(INFORMATION GIVEN):
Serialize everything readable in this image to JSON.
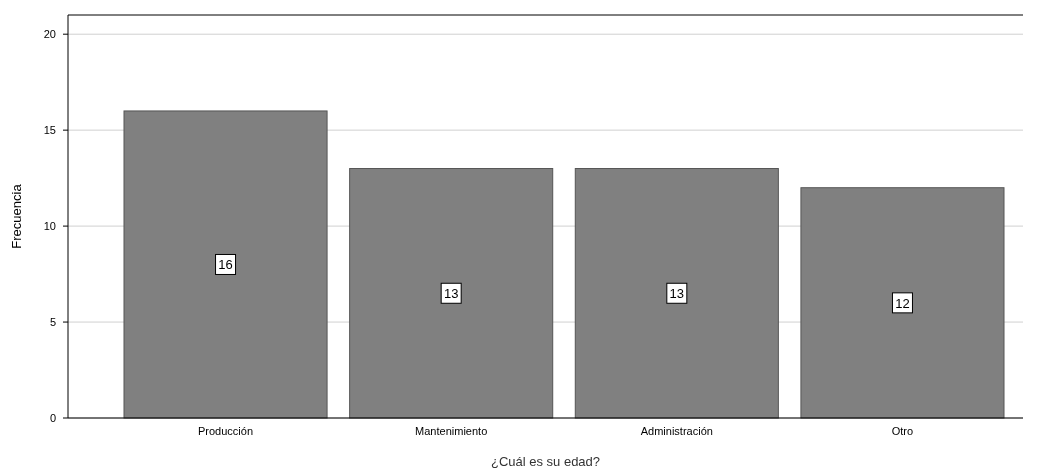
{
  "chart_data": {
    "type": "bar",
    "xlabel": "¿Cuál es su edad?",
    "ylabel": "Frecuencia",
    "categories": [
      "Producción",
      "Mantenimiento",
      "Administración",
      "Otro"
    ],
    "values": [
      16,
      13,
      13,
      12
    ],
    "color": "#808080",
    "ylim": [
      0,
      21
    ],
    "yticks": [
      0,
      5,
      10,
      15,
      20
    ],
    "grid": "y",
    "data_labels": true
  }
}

(GOAL OF THE EXERCISE): Restate the whole listing above exactly, except for its images.

(ANSWER TO THE PROBLEM):
Serialize everything readable in this image to JSON.
{
  "chart_data": {
    "type": "bar",
    "xlabel": "¿Cuál es su edad?",
    "ylabel": "Frecuencia",
    "categories": [
      "Producción",
      "Mantenimiento",
      "Administración",
      "Otro"
    ],
    "values": [
      16,
      13,
      13,
      12
    ],
    "color": "#808080",
    "ylim": [
      0,
      21
    ],
    "yticks": [
      0,
      5,
      10,
      15,
      20
    ],
    "grid": "y",
    "data_labels": true
  }
}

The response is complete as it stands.